* PROBLEM TO WORK ON *
Your task is to transcribe the records exactly, skipping every image.

Extracts from a graphics dataset:
-------------------------

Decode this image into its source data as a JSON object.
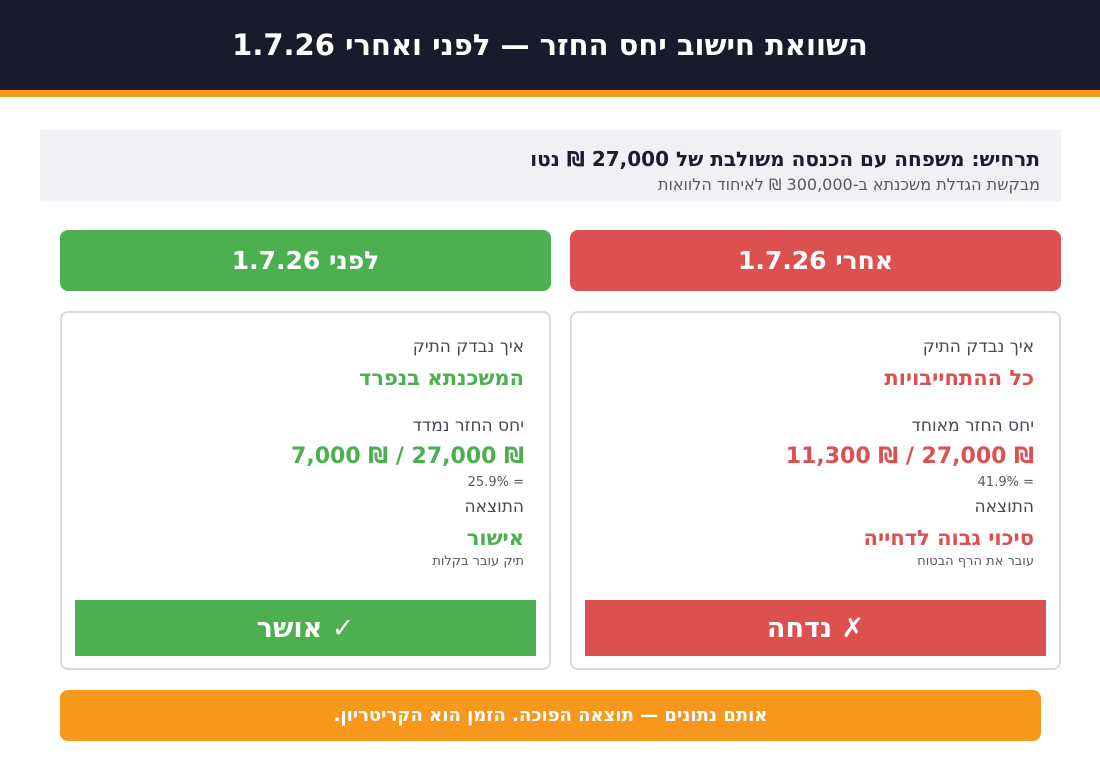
{
  "header": {
    "title": "השוואת חישוב יחס החזר — לפני ואחרי 1.7.26"
  },
  "scenario": {
    "title": "תרחיש: משפחה עם הכנסה משולבת של 27,000 ₪ נטו",
    "subtitle": "מבקשת הגדלת משכנתא ב-300,000 ₪ לאיחוד הלוואות"
  },
  "after": {
    "heading": "אחרי 1.7.26",
    "how_label": "איך נבדק התיק",
    "how_value": "כל ההתחייבויות",
    "ratio_label": "יחס החזר מאוחד",
    "ratio_value": "11,300 ₪ / 27,000 ₪",
    "ratio_pct": "= 41.9%",
    "result_label": "התוצאה",
    "result_value": "סיכוי גבוה לדחייה",
    "result_note": "עובר את הרף הבטוח",
    "verdict": "✗ נדחה",
    "color": "#dc514f"
  },
  "before": {
    "heading": "לפני 1.7.26",
    "how_label": "איך נבדק התיק",
    "how_value": "המשכנתא בנפרד",
    "ratio_label": "יחס החזר נמדד",
    "ratio_value": "7,000 ₪ / 27,000 ₪",
    "ratio_pct": "= 25.9%",
    "result_label": "התוצאה",
    "result_value": "אישור",
    "result_note": "תיק עובר בקלות",
    "verdict": "✓ אושר",
    "color": "#4caf50"
  },
  "footer": {
    "text": "אותם נתונים — תוצאה הפוכה. הזמן הוא הקריטריון."
  },
  "colors": {
    "header_bg": "#1a1a2e",
    "accent": "#f7981d"
  }
}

-------------------------

* ANSWER TO THIS PROBLEM *
Decode this image into its source data as a JSON object.
{
  "header": {
    "title": "השוואת חישוב יחס החזר — לפני ואחרי 1.7.26"
  },
  "scenario": {
    "title": "תרחיש: משפחה עם הכנסה משולבת של 27,000 ₪ נטו",
    "subtitle": "מבקשת הגדלת משכנתא ב-300,000 ₪ לאיחוד הלוואות"
  },
  "after": {
    "heading": "אחרי 1.7.26",
    "how_label": "איך נבדק התיק",
    "how_value": "כל ההתחייבויות",
    "ratio_label": "יחס החזר מאוחד",
    "ratio_value": "11,300 ₪ / 27,000 ₪",
    "ratio_pct": "= 41.9%",
    "result_label": "התוצאה",
    "result_value": "סיכוי גבוה לדחייה",
    "result_note": "עובר את הרף הבטוח",
    "verdict": "✗ נדחה",
    "color": "#dc514f"
  },
  "before": {
    "heading": "לפני 1.7.26",
    "how_label": "איך נבדק התיק",
    "how_value": "המשכנתא בנפרד",
    "ratio_label": "יחס החזר נמדד",
    "ratio_value": "7,000 ₪ / 27,000 ₪",
    "ratio_pct": "= 25.9%",
    "result_label": "התוצאה",
    "result_value": "אישור",
    "result_note": "תיק עובר בקלות",
    "verdict": "✓ אושר",
    "color": "#4caf50"
  },
  "footer": {
    "text": "אותם נתונים — תוצאה הפוכה. הזמן הוא הקריטריון."
  },
  "colors": {
    "header_bg": "#1a1a2e",
    "accent": "#f7981d"
  }
}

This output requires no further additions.